▶ [Records for this task]
============
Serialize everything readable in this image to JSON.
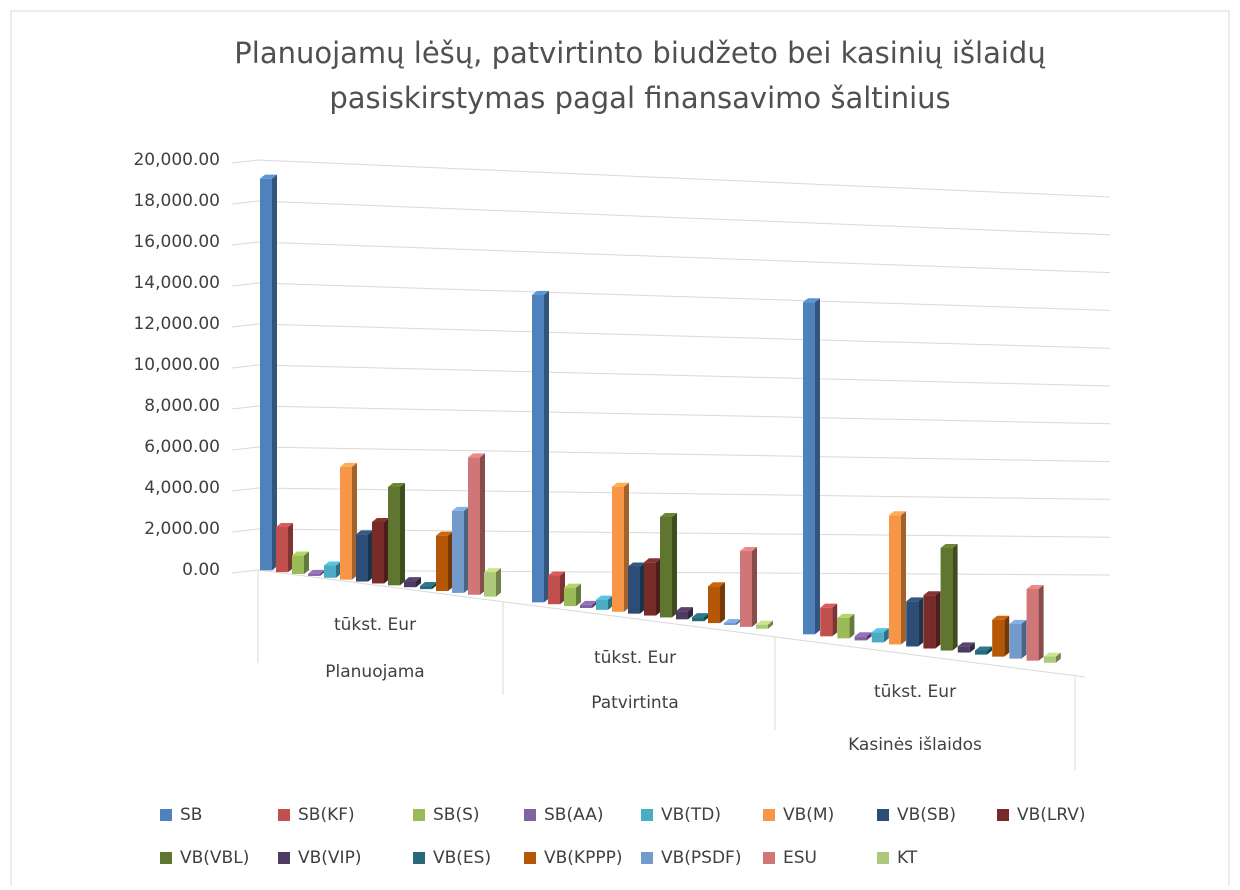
{
  "chart_data": {
    "type": "bar3d",
    "title": [
      "Planuojamų  lėšų, patvirtinto biudžeto bei kasinių išlaidų",
      "pasiskirstymas pagal finansavimo šaltinius"
    ],
    "categories": [
      "Planuojama",
      "Patvirtinta",
      "Kasinės išlaidos"
    ],
    "subcategories": [
      "tūkst. Eur",
      "tūkst. Eur",
      "tūkst. Eur"
    ],
    "ylim": [
      0,
      20000
    ],
    "yticks": [
      {
        "value": 0,
        "label": "0.00"
      },
      {
        "value": 2000,
        "label": "2,000.00"
      },
      {
        "value": 4000,
        "label": "4,000.00"
      },
      {
        "value": 6000,
        "label": "6,000.00"
      },
      {
        "value": 8000,
        "label": "8,000.00"
      },
      {
        "value": 10000,
        "label": "10,000.00"
      },
      {
        "value": 12000,
        "label": "12,000.00"
      },
      {
        "value": 14000,
        "label": "14,000.00"
      },
      {
        "value": 16000,
        "label": "16,000.00"
      },
      {
        "value": 18000,
        "label": "18,000.00"
      },
      {
        "value": 20000,
        "label": "20,000.00"
      }
    ],
    "grid": true,
    "legend": "bottom",
    "series": [
      {
        "name": "SB",
        "color": "#4f81bd",
        "values": [
          19100,
          15000,
          16200
        ]
      },
      {
        "name": "SB(KF)",
        "color": "#c0504d",
        "values": [
          2200,
          1400,
          1400
        ]
      },
      {
        "name": "SB(S)",
        "color": "#9bbb59",
        "values": [
          900,
          900,
          1000
        ]
      },
      {
        "name": "SB(AA)",
        "color": "#8064a2",
        "values": [
          100,
          150,
          200
        ]
      },
      {
        "name": "VB(TD)",
        "color": "#4bacc6",
        "values": [
          600,
          500,
          500
        ]
      },
      {
        "name": "VB(M)",
        "color": "#f79646",
        "values": [
          5500,
          6100,
          6300
        ]
      },
      {
        "name": "VB(SB)",
        "color": "#2c4d75",
        "values": [
          2300,
          2300,
          2200
        ]
      },
      {
        "name": "VB(LRV)",
        "color": "#772c2a",
        "values": [
          3000,
          2600,
          2600
        ]
      },
      {
        "name": "VB(VBL)",
        "color": "#5f7530",
        "values": [
          4800,
          4900,
          5000
        ]
      },
      {
        "name": "VB(VIP)",
        "color": "#4d3b62",
        "values": [
          300,
          400,
          300
        ]
      },
      {
        "name": "VB(ES)",
        "color": "#276a7c",
        "values": [
          150,
          200,
          200
        ]
      },
      {
        "name": "VB(KPPP)",
        "color": "#b65708",
        "values": [
          2700,
          1800,
          1800
        ]
      },
      {
        "name": "VB(PSDF)",
        "color": "#729aca",
        "values": [
          4000,
          100,
          1700
        ]
      },
      {
        "name": "ESU",
        "color": "#d07676",
        "values": [
          6700,
          3700,
          3500
        ]
      },
      {
        "name": "KT",
        "color": "#afc97a",
        "values": [
          1200,
          200,
          300
        ]
      }
    ]
  }
}
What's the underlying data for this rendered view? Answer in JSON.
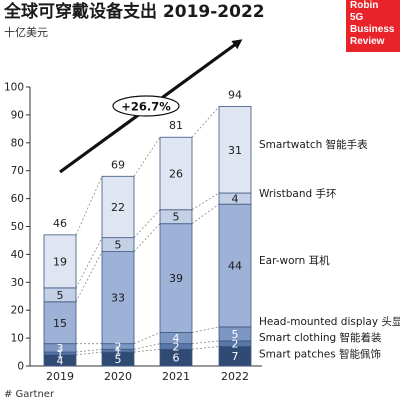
{
  "header": {
    "title": "全球可穿戴设备支出 2019-2022",
    "subtitle": "十亿美元"
  },
  "brand": {
    "lines": [
      "Robin",
      "5G",
      "Business",
      "Review"
    ],
    "color": "#e8232a"
  },
  "footer": {
    "source": "# Gartner"
  },
  "chart_data": {
    "type": "bar",
    "stacked": true,
    "categories": [
      "2019",
      "2020",
      "2021",
      "2022"
    ],
    "ylim": [
      0,
      100
    ],
    "yticks": [
      0,
      10,
      20,
      30,
      40,
      50,
      60,
      70,
      80,
      90,
      100
    ],
    "grid": false,
    "series": [
      {
        "name": "Smart patches 智能佩饰",
        "values": [
          4,
          5,
          6,
          7
        ],
        "labels": [
          "4",
          "5",
          "6",
          "7"
        ],
        "color": "#2f4a73",
        "label_color": "#ffffff"
      },
      {
        "name": "Smart clothing 智能着装",
        "values": [
          1,
          1,
          2,
          2
        ],
        "labels": [
          "1",
          "1",
          "2",
          "2"
        ],
        "color": "#5878a8",
        "label_color": "#ffffff"
      },
      {
        "name": "Head-mounted display 头显",
        "values": [
          3,
          2,
          4,
          5
        ],
        "labels": [
          "3",
          "2",
          "4",
          "5"
        ],
        "color": "#7d97c2",
        "label_color": "#ffffff"
      },
      {
        "name": "Ear-worn 耳机",
        "values": [
          15,
          33,
          39,
          44
        ],
        "labels": [
          "15",
          "33",
          "39",
          "44"
        ],
        "color": "#9db2d6",
        "label_color": "#1a1a1a"
      },
      {
        "name": "Wristband 手环",
        "values": [
          5,
          5,
          5,
          4
        ],
        "labels": [
          "5",
          "5",
          "5",
          "4"
        ],
        "color": "#c3d0e6",
        "label_color": "#1a1a1a"
      },
      {
        "name": "Smartwatch 智能手表",
        "values": [
          19,
          22,
          26,
          31
        ],
        "labels": [
          "19",
          "22",
          "26",
          "31"
        ],
        "color": "#e0e6f1",
        "label_color": "#1a1a1a"
      }
    ],
    "totals": [
      46,
      69,
      81,
      94
    ],
    "annotation": "+26.7%"
  }
}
============
▶ [What to work on]
Repeat each line of the records above exactly, but do not copy the pictures.

▶ [Solution for this task]
Serialize everything readable in this image to JSON.
{
  "chart_data": {
    "type": "bar3d",
    "title": [
      "Planuojamų  lėšų, patvirtinto biudžeto bei kasinių išlaidų",
      "pasiskirstymas pagal finansavimo šaltinius"
    ],
    "categories": [
      "Planuojama",
      "Patvirtinta",
      "Kasinės išlaidos"
    ],
    "subcategories": [
      "tūkst. Eur",
      "tūkst. Eur",
      "tūkst. Eur"
    ],
    "ylim": [
      0,
      20000
    ],
    "yticks": [
      {
        "value": 0,
        "label": "0.00"
      },
      {
        "value": 2000,
        "label": "2,000.00"
      },
      {
        "value": 4000,
        "label": "4,000.00"
      },
      {
        "value": 6000,
        "label": "6,000.00"
      },
      {
        "value": 8000,
        "label": "8,000.00"
      },
      {
        "value": 10000,
        "label": "10,000.00"
      },
      {
        "value": 12000,
        "label": "12,000.00"
      },
      {
        "value": 14000,
        "label": "14,000.00"
      },
      {
        "value": 16000,
        "label": "16,000.00"
      },
      {
        "value": 18000,
        "label": "18,000.00"
      },
      {
        "value": 20000,
        "label": "20,000.00"
      }
    ],
    "grid": true,
    "legend": "bottom",
    "series": [
      {
        "name": "SB",
        "color": "#4f81bd",
        "values": [
          19100,
          15000,
          16200
        ]
      },
      {
        "name": "SB(KF)",
        "color": "#c0504d",
        "values": [
          2200,
          1400,
          1400
        ]
      },
      {
        "name": "SB(S)",
        "color": "#9bbb59",
        "values": [
          900,
          900,
          1000
        ]
      },
      {
        "name": "SB(AA)",
        "color": "#8064a2",
        "values": [
          100,
          150,
          200
        ]
      },
      {
        "name": "VB(TD)",
        "color": "#4bacc6",
        "values": [
          600,
          500,
          500
        ]
      },
      {
        "name": "VB(M)",
        "color": "#f79646",
        "values": [
          5500,
          6100,
          6300
        ]
      },
      {
        "name": "VB(SB)",
        "color": "#2c4d75",
        "values": [
          2300,
          2300,
          2200
        ]
      },
      {
        "name": "VB(LRV)",
        "color": "#772c2a",
        "values": [
          3000,
          2600,
          2600
        ]
      },
      {
        "name": "VB(VBL)",
        "color": "#5f7530",
        "values": [
          4800,
          4900,
          5000
        ]
      },
      {
        "name": "VB(VIP)",
        "color": "#4d3b62",
        "values": [
          300,
          400,
          300
        ]
      },
      {
        "name": "VB(ES)",
        "color": "#276a7c",
        "values": [
          150,
          200,
          200
        ]
      },
      {
        "name": "VB(KPPP)",
        "color": "#b65708",
        "values": [
          2700,
          1800,
          1800
        ]
      },
      {
        "name": "VB(PSDF)",
        "color": "#729aca",
        "values": [
          4000,
          100,
          1700
        ]
      },
      {
        "name": "ESU",
        "color": "#d07676",
        "values": [
          6700,
          3700,
          3500
        ]
      },
      {
        "name": "KT",
        "color": "#afc97a",
        "values": [
          1200,
          200,
          300
        ]
      }
    ]
  }
}
What's the underlying data for this rendered view? Answer in JSON.
{
  "header": {
    "title": "全球可穿戴设备支出 2019-2022",
    "subtitle": "十亿美元"
  },
  "brand": {
    "lines": [
      "Robin",
      "5G",
      "Business",
      "Review"
    ],
    "color": "#e8232a"
  },
  "footer": {
    "source": "# Gartner"
  },
  "chart_data": {
    "type": "bar",
    "stacked": true,
    "categories": [
      "2019",
      "2020",
      "2021",
      "2022"
    ],
    "ylim": [
      0,
      100
    ],
    "yticks": [
      0,
      10,
      20,
      30,
      40,
      50,
      60,
      70,
      80,
      90,
      100
    ],
    "grid": false,
    "series": [
      {
        "name": "Smart patches 智能佩饰",
        "values": [
          4,
          5,
          6,
          7
        ],
        "labels": [
          "4",
          "5",
          "6",
          "7"
        ],
        "color": "#2f4a73",
        "label_color": "#ffffff"
      },
      {
        "name": "Smart clothing 智能着装",
        "values": [
          1,
          1,
          2,
          2
        ],
        "labels": [
          "1",
          "1",
          "2",
          "2"
        ],
        "color": "#5878a8",
        "label_color": "#ffffff"
      },
      {
        "name": "Head-mounted display 头显",
        "values": [
          3,
          2,
          4,
          5
        ],
        "labels": [
          "3",
          "2",
          "4",
          "5"
        ],
        "color": "#7d97c2",
        "label_color": "#ffffff"
      },
      {
        "name": "Ear-worn 耳机",
        "values": [
          15,
          33,
          39,
          44
        ],
        "labels": [
          "15",
          "33",
          "39",
          "44"
        ],
        "color": "#9db2d6",
        "label_color": "#1a1a1a"
      },
      {
        "name": "Wristband 手环",
        "values": [
          5,
          5,
          5,
          4
        ],
        "labels": [
          "5",
          "5",
          "5",
          "4"
        ],
        "color": "#c3d0e6",
        "label_color": "#1a1a1a"
      },
      {
        "name": "Smartwatch 智能手表",
        "values": [
          19,
          22,
          26,
          31
        ],
        "labels": [
          "19",
          "22",
          "26",
          "31"
        ],
        "color": "#e0e6f1",
        "label_color": "#1a1a1a"
      }
    ],
    "totals": [
      46,
      69,
      81,
      94
    ],
    "annotation": "+26.7%"
  }
}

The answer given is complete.